Pick out every line with the word "proceso" and copy it.
╭─ Supplied data
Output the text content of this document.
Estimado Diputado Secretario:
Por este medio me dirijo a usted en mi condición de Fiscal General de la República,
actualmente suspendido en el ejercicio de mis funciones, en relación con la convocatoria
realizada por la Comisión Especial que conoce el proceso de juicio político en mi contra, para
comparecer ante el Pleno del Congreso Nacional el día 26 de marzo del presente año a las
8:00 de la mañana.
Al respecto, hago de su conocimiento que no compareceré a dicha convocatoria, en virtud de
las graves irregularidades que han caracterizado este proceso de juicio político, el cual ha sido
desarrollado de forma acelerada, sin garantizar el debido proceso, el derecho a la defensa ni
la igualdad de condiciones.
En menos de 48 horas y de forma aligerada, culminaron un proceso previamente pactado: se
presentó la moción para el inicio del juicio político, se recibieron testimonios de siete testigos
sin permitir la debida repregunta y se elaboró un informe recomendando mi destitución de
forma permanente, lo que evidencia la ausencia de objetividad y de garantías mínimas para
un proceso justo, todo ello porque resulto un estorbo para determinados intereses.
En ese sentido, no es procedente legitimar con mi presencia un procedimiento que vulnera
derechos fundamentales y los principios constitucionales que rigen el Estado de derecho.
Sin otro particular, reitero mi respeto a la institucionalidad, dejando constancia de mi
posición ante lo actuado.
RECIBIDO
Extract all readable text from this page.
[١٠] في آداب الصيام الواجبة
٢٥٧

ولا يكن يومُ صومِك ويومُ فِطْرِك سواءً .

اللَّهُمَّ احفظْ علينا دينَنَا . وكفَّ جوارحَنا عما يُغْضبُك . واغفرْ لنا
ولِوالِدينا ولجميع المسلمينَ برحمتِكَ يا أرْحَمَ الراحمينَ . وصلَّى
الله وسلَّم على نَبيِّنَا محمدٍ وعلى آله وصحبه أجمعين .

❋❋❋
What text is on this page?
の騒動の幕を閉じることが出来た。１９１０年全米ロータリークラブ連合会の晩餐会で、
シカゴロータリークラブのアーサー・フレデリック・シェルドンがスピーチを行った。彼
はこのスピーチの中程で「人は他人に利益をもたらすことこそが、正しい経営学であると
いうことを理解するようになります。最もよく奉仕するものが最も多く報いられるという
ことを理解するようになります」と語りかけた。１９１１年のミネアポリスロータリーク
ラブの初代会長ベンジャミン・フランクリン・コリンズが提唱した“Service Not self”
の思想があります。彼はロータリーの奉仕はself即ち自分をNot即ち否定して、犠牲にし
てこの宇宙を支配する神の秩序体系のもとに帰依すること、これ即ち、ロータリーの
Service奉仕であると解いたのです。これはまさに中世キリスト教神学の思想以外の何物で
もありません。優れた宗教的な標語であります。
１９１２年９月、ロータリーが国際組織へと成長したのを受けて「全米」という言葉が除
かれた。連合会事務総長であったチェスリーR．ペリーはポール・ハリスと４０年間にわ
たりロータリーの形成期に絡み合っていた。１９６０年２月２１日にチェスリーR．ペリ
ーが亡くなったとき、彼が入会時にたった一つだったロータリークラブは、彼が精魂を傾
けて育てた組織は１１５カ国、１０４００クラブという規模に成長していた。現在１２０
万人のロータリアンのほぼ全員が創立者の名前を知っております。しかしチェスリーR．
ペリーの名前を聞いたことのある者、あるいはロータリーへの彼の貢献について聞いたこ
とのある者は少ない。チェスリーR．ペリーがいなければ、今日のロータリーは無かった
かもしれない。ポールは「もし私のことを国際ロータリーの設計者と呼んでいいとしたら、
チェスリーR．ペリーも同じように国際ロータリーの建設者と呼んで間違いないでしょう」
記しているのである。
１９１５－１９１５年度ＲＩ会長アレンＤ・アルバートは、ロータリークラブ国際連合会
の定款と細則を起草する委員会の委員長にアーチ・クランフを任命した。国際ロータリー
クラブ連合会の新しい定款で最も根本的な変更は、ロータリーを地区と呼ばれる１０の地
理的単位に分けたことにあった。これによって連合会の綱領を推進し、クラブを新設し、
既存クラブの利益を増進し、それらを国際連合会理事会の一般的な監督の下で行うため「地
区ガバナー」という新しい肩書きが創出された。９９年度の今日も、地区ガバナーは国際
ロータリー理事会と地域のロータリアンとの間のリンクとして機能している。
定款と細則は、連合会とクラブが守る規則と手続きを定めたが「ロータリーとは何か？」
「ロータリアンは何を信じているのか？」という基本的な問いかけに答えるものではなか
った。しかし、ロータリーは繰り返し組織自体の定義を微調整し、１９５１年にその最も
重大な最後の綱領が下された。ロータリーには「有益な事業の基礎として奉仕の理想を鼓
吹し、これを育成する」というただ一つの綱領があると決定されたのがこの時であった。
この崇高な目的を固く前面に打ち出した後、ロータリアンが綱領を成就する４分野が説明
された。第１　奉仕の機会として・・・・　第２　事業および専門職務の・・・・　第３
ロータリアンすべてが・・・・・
╰─
▶ [Written answer]:
realizada por la Comisión Especial que conoce el proceso de juicio político en mi contra, para
las graves irregularidades que han caracterizado este proceso de juicio político, el cual ha sido
desarrollado de forma acelerada, sin garantizar el debido proceso, el derecho a la defensa ni
En menos de 48 horas y de forma aligerada, culminaron un proceso previamente pactado: se
un proceso justo, todo ello porque resulto un estorbo para determinados intereses.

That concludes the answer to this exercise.